Some records
◇ ◇ ◇ ◇ ◇

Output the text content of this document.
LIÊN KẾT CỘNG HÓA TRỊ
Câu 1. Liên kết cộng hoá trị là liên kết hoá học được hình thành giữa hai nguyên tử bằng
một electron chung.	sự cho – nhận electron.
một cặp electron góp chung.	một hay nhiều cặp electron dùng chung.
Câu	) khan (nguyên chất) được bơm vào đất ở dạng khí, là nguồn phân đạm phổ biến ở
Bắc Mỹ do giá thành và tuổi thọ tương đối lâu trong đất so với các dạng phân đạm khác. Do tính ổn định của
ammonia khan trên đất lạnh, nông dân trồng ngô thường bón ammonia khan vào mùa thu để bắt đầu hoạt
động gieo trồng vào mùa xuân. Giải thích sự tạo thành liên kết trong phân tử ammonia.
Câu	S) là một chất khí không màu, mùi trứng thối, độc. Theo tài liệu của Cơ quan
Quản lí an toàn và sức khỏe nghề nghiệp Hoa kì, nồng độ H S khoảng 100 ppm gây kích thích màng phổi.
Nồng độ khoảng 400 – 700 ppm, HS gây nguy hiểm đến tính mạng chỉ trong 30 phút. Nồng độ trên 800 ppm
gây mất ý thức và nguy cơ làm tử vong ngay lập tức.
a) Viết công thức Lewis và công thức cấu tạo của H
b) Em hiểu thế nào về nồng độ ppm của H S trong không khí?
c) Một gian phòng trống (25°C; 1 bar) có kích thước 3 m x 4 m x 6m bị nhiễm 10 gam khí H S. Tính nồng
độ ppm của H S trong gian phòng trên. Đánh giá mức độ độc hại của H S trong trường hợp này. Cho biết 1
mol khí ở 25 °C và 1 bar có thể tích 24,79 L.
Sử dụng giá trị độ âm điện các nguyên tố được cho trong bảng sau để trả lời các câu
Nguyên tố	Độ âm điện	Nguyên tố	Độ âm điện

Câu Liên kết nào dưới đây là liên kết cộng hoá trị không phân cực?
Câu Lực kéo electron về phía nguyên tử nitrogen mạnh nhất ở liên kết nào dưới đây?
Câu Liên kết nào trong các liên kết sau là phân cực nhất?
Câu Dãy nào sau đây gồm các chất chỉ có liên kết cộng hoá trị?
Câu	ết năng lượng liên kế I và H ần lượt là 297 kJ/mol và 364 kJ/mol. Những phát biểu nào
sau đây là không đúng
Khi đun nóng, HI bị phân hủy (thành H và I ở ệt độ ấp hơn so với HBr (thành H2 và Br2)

◇ ◇ ◇ ◇ ◇

> **Your task**:
Reproduce the complete data exactly as presented above.

> **The output**:
Output the text content of this document.
LIÊN KẾT CỘNG HÓA TRỊ
Câu 1. Liên kết cộng hoá trị là liên kết hoá học được hình thành giữa hai nguyên tử bằng
một electron chung.	sự cho – nhận electron.
một cặp electron góp chung.	một hay nhiều cặp electron dùng chung.
Câu	) khan (nguyên chất) được bơm vào đất ở dạng khí, là nguồn phân đạm phổ biến ở
Bắc Mỹ do giá thành và tuổi thọ tương đối lâu trong đất so với các dạng phân đạm khác. Do tính ổn định của
ammonia khan trên đất lạnh, nông dân trồng ngô thường bón ammonia khan vào mùa thu để bắt đầu hoạt
động gieo trồng vào mùa xuân. Giải thích sự tạo thành liên kết trong phân tử ammonia.
Câu	S) là một chất khí không màu, mùi trứng thối, độc. Theo tài liệu của Cơ quan
Quản lí an toàn và sức khỏe nghề nghiệp Hoa kì, nồng độ H S khoảng 100 ppm gây kích thích màng phổi.
Nồng độ khoảng 400 – 700 ppm, HS gây nguy hiểm đến tính mạng chỉ trong 30 phút. Nồng độ trên 800 ppm
gây mất ý thức và nguy cơ làm tử vong ngay lập tức.
a) Viết công thức Lewis và công thức cấu tạo của H
b) Em hiểu thế nào về nồng độ ppm của H S trong không khí?
c) Một gian phòng trống (25°C; 1 bar) có kích thước 3 m x 4 m x 6m bị nhiễm 10 gam khí H S. Tính nồng
độ ppm của H S trong gian phòng trên. Đánh giá mức độ độc hại của H S trong trường hợp này. Cho biết 1
mol khí ở 25 °C và 1 bar có thể tích 24,79 L.
Sử dụng giá trị độ âm điện các nguyên tố được cho trong bảng sau để trả lời các câu
Nguyên tố	Độ âm điện	Nguyên tố	Độ âm điện

Câu Liên kết nào dưới đây là liên kết cộng hoá trị không phân cực?
Câu Lực kéo electron về phía nguyên tử nitrogen mạnh nhất ở liên kết nào dưới đây?
Câu Liên kết nào trong các liên kết sau là phân cực nhất?
Câu Dãy nào sau đây gồm các chất chỉ có liên kết cộng hoá trị?
Câu	ết năng lượng liên kế I và H ần lượt là 297 kJ/mol và 364 kJ/mol. Những phát biểu nào
sau đây là không đúng
Khi đun nóng, HI bị phân hủy (thành H và I ở ệt độ ấp hơn so với HBr (thành H2 và Br2)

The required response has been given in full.